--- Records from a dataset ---
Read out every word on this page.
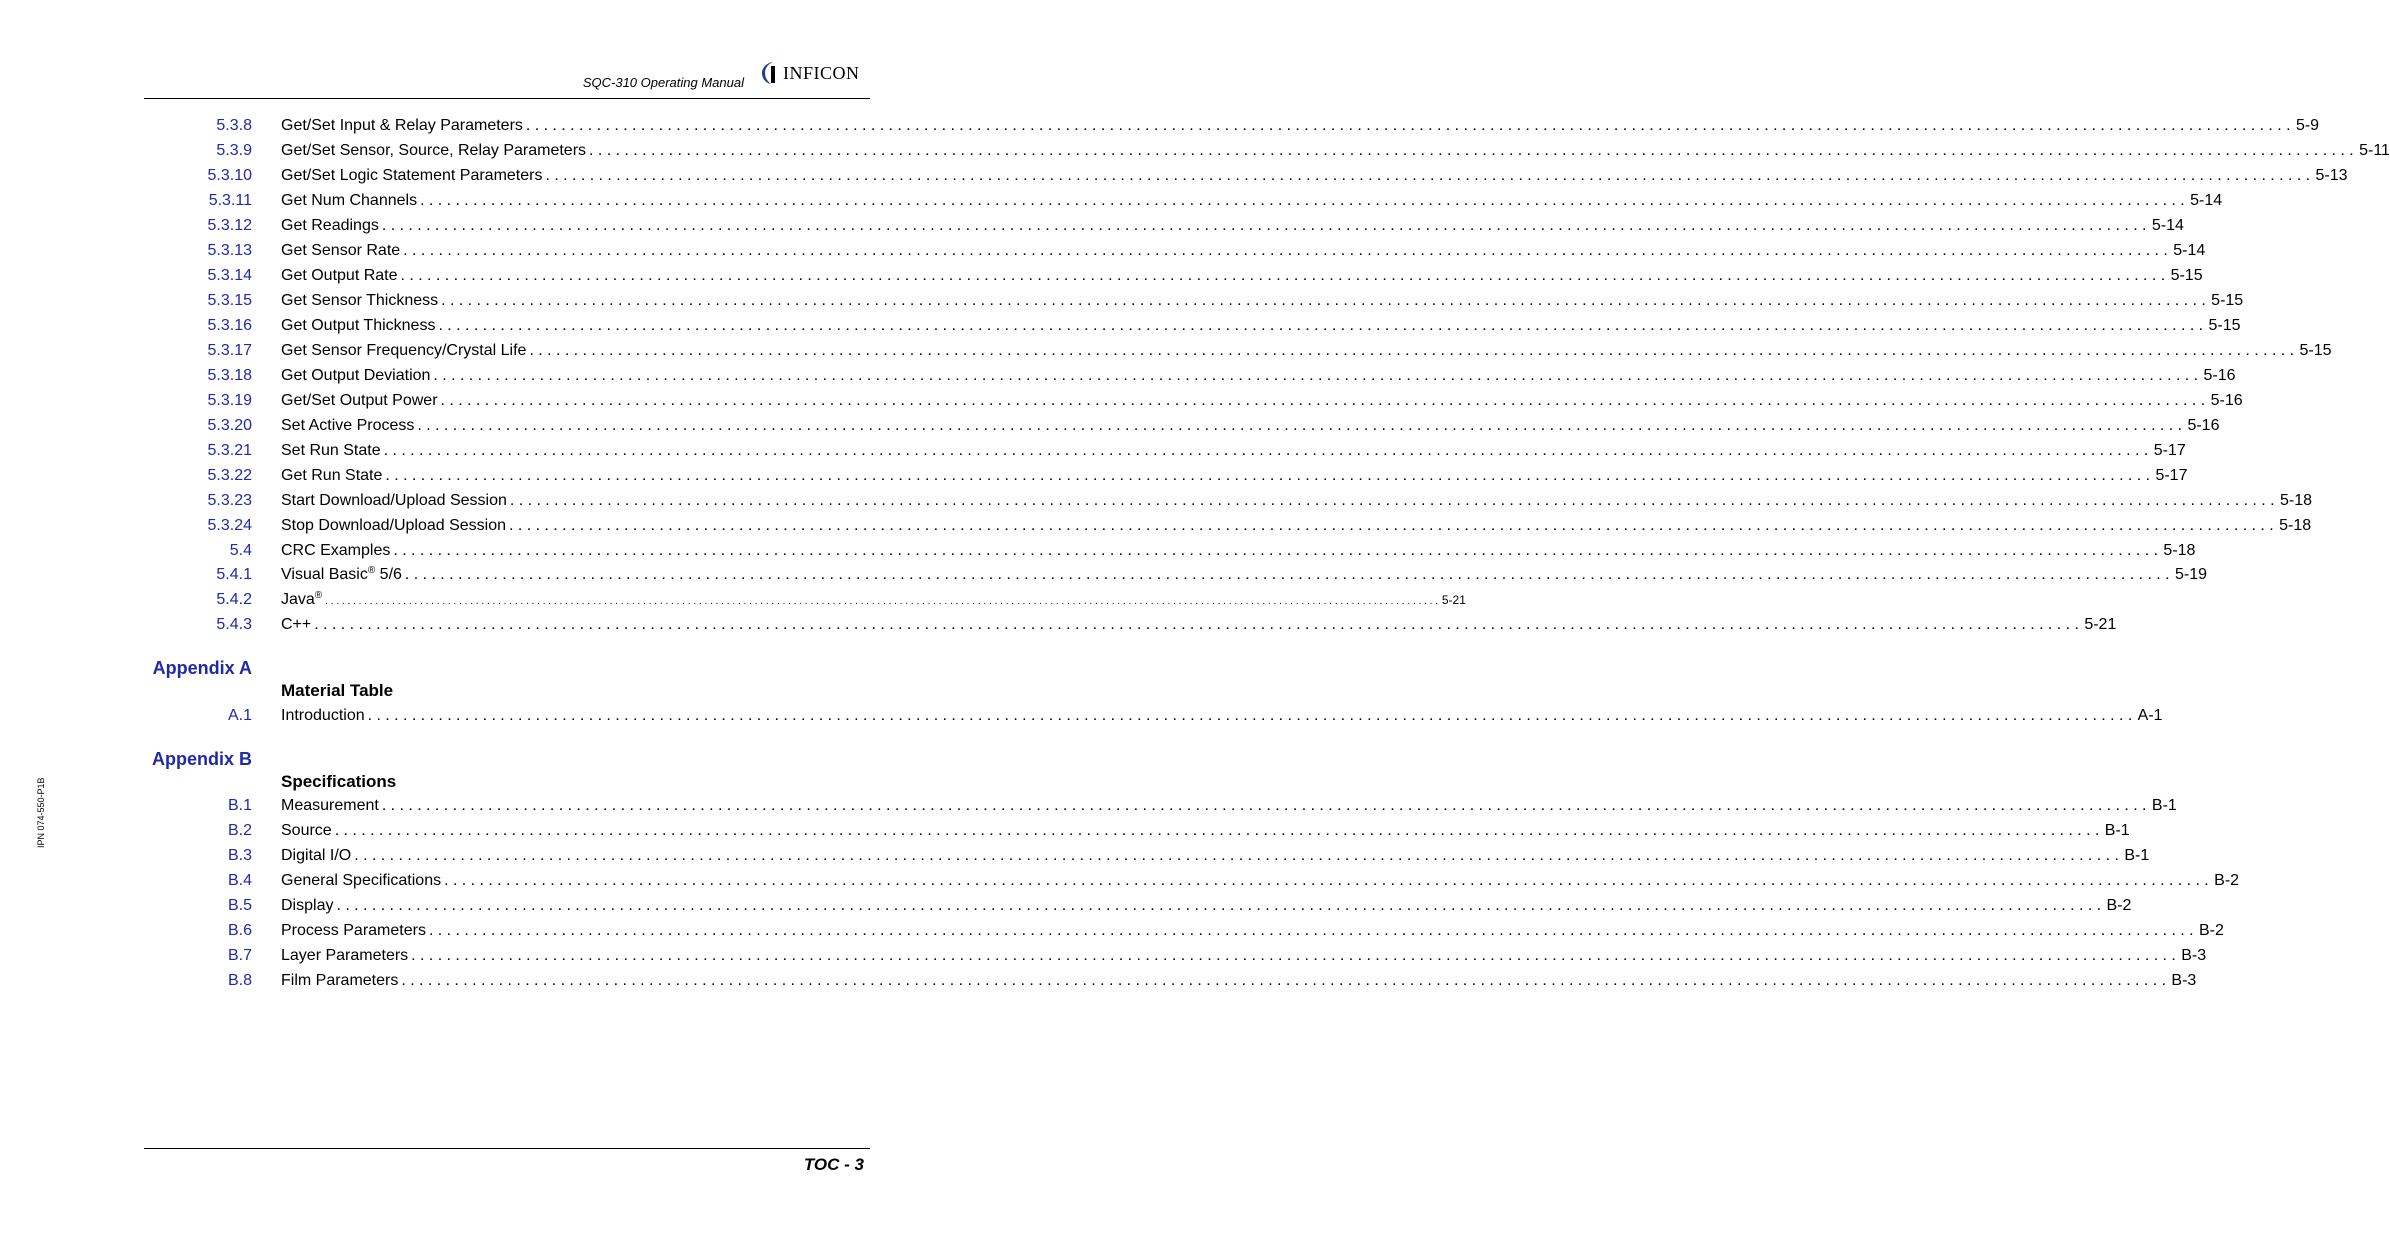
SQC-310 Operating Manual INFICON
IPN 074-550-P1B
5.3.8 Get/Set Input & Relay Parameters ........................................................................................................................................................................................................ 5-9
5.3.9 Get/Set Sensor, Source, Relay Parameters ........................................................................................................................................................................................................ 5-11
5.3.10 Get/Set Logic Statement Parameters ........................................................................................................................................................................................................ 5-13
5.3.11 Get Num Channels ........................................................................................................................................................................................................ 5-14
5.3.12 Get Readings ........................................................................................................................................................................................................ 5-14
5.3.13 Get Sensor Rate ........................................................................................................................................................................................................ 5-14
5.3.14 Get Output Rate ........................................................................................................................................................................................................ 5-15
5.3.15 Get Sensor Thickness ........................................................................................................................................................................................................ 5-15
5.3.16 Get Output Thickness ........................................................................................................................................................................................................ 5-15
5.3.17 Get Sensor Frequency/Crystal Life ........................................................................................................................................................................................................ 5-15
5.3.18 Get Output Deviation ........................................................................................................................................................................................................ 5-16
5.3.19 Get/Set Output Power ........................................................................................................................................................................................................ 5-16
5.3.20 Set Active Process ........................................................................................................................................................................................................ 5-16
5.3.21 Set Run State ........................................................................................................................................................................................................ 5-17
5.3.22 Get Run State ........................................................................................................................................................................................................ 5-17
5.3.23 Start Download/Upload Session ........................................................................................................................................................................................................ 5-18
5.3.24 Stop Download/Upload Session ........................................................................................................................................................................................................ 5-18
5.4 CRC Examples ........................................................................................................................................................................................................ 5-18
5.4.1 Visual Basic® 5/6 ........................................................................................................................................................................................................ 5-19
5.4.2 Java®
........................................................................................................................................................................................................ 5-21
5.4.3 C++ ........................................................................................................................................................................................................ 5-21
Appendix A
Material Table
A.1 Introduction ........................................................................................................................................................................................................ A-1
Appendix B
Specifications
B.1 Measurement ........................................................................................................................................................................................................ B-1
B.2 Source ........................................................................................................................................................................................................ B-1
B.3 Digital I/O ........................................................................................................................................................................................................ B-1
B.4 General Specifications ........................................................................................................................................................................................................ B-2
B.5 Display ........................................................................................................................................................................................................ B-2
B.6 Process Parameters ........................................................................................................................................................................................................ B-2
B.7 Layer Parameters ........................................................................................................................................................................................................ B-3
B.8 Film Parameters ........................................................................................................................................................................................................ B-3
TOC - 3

...

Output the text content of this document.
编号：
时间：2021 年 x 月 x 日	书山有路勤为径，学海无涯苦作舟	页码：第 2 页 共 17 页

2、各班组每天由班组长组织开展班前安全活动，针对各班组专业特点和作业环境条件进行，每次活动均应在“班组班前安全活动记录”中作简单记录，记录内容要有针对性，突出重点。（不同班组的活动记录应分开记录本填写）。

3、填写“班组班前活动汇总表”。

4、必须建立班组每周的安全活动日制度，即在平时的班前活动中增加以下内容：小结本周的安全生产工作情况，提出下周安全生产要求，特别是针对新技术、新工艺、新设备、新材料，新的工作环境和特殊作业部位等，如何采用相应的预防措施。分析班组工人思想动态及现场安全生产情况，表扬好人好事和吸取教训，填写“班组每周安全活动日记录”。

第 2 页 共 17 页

...

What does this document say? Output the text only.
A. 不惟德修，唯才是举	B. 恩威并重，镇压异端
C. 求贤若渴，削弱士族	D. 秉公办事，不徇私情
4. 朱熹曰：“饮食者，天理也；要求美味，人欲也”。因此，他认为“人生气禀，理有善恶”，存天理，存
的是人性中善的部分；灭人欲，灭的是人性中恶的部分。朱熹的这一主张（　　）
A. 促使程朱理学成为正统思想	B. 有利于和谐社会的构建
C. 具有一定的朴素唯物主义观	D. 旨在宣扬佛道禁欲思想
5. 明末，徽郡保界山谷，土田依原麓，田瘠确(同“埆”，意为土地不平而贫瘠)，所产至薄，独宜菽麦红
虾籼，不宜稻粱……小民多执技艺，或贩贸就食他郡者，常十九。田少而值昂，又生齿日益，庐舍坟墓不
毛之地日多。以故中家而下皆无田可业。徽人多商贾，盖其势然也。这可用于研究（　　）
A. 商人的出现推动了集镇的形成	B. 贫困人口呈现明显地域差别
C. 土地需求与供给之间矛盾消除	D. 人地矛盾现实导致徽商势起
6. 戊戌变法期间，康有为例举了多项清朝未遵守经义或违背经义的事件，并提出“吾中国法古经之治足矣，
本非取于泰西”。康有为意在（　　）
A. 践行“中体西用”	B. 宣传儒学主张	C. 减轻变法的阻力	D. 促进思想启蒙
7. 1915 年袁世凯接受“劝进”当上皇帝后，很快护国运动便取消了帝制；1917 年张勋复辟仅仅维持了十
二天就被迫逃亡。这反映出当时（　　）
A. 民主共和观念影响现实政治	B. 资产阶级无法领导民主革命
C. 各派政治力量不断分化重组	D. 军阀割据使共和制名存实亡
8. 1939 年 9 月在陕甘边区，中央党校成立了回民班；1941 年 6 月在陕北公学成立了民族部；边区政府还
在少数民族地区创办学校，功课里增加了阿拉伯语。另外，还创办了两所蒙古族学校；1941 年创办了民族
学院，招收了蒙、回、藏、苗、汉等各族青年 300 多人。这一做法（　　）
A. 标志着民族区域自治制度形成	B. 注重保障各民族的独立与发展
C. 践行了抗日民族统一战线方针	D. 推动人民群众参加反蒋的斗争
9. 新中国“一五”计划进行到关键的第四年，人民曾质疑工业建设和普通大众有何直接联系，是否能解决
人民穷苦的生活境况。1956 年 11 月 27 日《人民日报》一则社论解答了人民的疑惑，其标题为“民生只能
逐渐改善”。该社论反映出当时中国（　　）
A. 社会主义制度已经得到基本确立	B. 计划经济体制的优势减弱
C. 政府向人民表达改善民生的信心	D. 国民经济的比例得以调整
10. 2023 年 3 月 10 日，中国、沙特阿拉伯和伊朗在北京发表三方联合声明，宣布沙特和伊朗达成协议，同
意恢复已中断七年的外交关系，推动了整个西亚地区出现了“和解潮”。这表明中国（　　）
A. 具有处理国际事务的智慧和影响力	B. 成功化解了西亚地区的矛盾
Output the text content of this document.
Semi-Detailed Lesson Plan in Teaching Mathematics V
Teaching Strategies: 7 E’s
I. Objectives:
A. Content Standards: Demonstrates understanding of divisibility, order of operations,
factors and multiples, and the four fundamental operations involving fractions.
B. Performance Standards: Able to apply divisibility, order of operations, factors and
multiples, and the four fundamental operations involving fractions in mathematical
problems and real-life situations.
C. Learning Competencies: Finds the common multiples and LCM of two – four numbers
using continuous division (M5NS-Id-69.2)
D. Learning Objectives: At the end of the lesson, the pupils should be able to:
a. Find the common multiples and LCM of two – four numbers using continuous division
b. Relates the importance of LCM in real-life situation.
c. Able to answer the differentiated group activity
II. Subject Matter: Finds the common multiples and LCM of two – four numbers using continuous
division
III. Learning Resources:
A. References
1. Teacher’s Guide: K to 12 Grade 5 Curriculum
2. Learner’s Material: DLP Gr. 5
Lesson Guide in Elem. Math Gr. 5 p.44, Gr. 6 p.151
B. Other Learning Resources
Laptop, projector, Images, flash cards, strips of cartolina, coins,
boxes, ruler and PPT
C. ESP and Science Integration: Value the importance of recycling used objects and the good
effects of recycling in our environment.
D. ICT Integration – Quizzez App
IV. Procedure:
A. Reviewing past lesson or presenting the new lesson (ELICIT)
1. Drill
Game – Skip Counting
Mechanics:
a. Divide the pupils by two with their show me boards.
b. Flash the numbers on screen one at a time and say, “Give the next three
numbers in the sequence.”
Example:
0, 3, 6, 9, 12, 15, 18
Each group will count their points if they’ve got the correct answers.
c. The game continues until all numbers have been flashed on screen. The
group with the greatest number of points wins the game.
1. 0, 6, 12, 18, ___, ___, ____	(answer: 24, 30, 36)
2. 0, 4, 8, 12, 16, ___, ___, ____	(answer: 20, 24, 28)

--- The request ---
Using the listing above, show every line that includes the string "screen".

--- Solution for this exercise ---
b. Flash the numbers on screen one at a time and say, “Give the next three
c. The game continues until all numbers have been flashed on screen. The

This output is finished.